Examine the material below. Gather every line in which the string "title" appears.

## Supplied information
####################
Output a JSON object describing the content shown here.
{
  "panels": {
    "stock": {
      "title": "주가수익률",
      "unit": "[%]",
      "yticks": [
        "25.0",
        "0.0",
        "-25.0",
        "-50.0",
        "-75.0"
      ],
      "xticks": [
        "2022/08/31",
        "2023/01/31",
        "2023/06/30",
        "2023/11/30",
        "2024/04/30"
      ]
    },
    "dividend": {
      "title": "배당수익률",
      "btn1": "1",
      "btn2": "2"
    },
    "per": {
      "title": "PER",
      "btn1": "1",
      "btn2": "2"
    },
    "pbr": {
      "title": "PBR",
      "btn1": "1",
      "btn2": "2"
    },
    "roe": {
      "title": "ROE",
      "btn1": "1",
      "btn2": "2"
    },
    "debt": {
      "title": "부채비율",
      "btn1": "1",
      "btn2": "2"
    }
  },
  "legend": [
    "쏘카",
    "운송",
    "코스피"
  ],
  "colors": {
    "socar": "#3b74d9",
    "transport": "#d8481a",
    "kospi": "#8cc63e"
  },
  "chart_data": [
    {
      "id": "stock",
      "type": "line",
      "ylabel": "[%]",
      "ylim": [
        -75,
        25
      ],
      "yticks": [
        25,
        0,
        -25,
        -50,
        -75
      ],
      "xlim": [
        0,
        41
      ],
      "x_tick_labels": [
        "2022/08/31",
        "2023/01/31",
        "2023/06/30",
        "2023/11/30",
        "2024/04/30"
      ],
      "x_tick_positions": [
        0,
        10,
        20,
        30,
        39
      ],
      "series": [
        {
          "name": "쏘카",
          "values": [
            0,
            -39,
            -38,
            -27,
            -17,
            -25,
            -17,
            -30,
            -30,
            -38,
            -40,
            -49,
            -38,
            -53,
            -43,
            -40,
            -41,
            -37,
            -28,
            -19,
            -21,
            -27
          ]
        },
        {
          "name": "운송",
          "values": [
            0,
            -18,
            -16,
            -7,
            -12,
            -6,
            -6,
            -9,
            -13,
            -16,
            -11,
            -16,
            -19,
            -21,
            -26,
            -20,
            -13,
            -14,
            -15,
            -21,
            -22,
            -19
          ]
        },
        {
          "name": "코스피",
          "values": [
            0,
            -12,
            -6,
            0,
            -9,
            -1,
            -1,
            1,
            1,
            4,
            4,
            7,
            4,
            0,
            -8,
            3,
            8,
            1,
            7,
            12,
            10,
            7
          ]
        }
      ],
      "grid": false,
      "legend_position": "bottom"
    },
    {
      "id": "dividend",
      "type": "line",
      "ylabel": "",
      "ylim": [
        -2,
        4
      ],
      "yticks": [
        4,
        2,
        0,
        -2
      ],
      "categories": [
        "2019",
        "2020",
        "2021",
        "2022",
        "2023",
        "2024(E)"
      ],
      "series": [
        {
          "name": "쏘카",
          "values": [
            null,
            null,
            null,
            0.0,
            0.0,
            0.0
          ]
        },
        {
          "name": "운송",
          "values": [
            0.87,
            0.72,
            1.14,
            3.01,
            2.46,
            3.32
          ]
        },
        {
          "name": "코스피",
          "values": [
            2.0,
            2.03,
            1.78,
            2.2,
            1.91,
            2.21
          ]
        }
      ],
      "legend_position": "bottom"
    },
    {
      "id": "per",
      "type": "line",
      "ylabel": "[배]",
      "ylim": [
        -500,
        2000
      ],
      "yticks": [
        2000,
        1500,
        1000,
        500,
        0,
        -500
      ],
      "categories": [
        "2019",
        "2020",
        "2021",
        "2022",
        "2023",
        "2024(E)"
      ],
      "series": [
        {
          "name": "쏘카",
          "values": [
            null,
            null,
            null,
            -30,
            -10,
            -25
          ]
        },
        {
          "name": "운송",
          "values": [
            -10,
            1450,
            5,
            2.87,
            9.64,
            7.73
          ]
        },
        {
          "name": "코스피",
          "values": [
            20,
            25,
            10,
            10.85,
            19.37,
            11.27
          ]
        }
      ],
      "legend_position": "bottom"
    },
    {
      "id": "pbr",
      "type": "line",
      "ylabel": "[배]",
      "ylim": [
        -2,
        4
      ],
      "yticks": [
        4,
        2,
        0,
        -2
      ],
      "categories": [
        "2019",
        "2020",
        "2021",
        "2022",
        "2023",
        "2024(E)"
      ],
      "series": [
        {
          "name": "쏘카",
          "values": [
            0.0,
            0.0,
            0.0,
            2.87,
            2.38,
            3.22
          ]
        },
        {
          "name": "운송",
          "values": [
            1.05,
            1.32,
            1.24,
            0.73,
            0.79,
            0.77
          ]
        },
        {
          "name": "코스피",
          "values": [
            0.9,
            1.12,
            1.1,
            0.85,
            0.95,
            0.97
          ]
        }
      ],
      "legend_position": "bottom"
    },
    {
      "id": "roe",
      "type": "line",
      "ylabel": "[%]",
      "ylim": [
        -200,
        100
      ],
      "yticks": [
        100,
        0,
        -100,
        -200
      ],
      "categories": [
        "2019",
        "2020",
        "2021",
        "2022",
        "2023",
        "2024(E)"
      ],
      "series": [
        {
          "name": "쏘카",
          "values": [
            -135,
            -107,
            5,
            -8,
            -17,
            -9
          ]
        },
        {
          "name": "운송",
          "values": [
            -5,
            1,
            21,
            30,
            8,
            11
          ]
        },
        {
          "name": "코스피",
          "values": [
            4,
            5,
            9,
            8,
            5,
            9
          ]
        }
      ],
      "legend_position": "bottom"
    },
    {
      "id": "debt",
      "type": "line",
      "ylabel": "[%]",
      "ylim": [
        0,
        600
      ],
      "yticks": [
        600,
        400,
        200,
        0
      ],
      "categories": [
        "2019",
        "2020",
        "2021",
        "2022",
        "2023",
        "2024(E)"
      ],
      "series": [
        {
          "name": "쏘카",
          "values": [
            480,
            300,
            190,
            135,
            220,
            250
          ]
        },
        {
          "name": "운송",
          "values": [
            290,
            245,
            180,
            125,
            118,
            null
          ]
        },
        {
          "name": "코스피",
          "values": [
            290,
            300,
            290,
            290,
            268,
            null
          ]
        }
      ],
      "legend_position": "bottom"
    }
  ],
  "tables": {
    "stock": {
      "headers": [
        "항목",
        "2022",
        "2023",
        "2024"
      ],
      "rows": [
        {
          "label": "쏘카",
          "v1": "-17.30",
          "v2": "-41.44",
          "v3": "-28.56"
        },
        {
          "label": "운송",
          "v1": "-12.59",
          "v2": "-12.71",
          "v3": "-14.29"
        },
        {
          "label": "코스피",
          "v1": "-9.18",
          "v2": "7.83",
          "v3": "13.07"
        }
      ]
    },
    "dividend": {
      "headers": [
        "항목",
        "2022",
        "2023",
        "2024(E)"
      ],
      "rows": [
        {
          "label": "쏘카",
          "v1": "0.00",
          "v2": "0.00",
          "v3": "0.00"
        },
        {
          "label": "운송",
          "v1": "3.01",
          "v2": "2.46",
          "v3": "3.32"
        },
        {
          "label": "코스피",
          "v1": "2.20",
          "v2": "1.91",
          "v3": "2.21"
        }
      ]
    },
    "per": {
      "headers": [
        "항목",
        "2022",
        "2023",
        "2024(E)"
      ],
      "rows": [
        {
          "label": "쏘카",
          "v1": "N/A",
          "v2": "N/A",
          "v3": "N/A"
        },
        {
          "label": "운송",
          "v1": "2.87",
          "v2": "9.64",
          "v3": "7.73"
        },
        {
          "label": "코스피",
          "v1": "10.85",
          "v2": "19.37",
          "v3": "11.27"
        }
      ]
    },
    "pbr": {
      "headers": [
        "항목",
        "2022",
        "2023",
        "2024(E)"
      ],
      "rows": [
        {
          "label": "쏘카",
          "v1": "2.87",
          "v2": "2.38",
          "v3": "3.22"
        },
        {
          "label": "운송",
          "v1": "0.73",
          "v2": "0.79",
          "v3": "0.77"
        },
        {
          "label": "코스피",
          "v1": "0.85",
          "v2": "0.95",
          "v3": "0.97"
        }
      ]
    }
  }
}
####################
## The answer
      "title": "주가수익률",
      "title": "배당수익률",
      "title": "PER",
      "title": "PBR",
      "title": "ROE",
      "title": "부채비율",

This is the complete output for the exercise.